List each line of the data that holds the string "vzdělávání", please.

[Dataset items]
^^^^^^^^

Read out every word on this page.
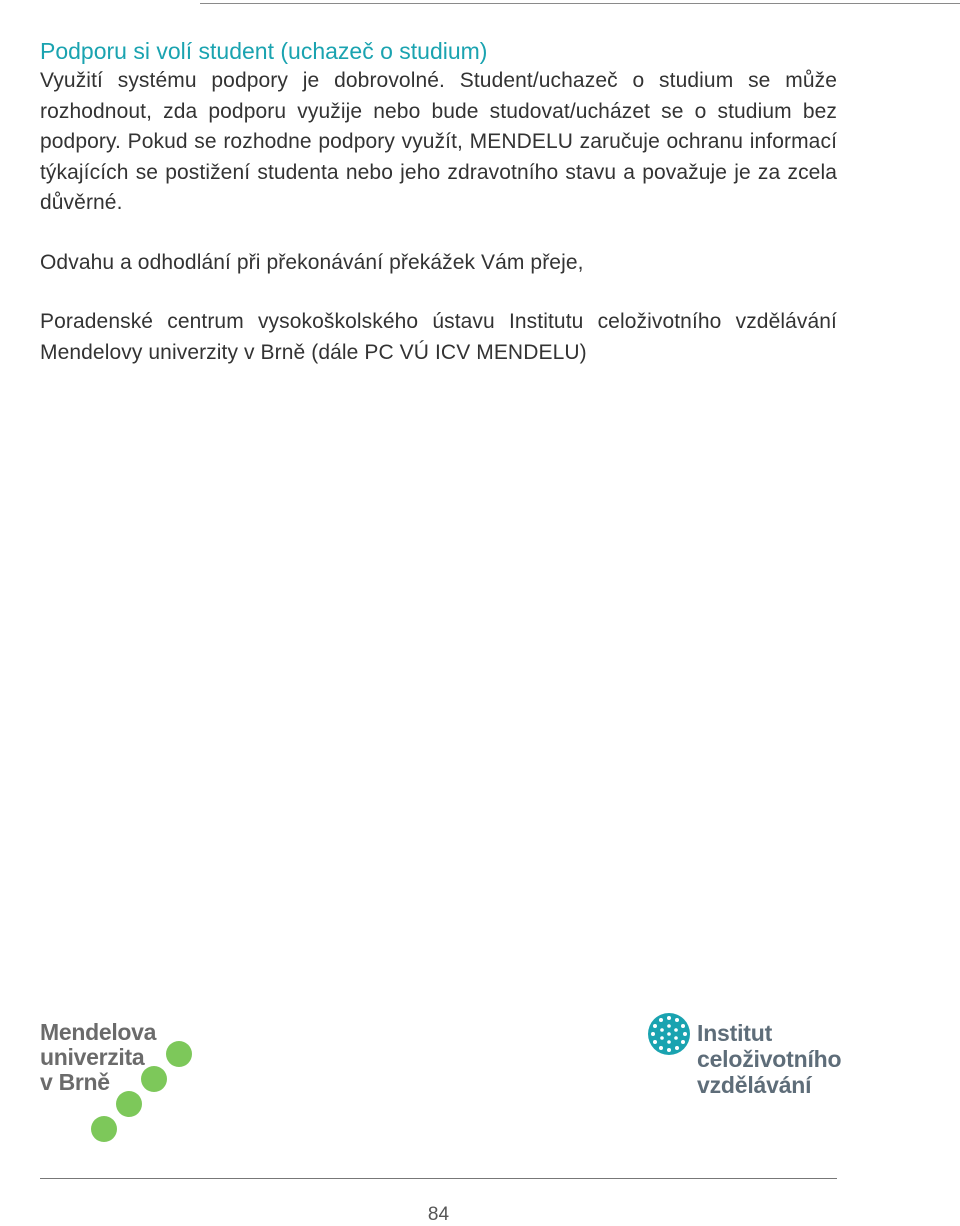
Podporu si volí student (uchazeč o studium)

Využití systému podpory je dobrovolné. Student/uchazeč o studium se může rozhodnout, zda podporu využije nebo bude studovat/ucházet se o studium bez podpory. Pokud se rozhodne podpory využít, MENDELU zaručuje ochranu informací týkajících se postižení studenta nebo jeho zdravotního stavu a považuje je za zcela důvěrné.

Odvahu a odhodlání při překonávání překážek Vám přeje,

Poradenské centrum vysokoškolského ústavu Institutu celoživotního vzdělávání Mendelovy univerzity v Brně (dále PC VÚ ICV MENDELU)

Mendelova
univerzita
v Brně
Institut
celoživotního
vzdělávání
84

^^^^^^^^

▶ **Reply**:
Poradenské centrum vysokoškolského ústavu Institutu celoživotního vzdělávání Mendelovy univerzity v Brně (dále PC VÚ ICV MENDELU)
vzdělávání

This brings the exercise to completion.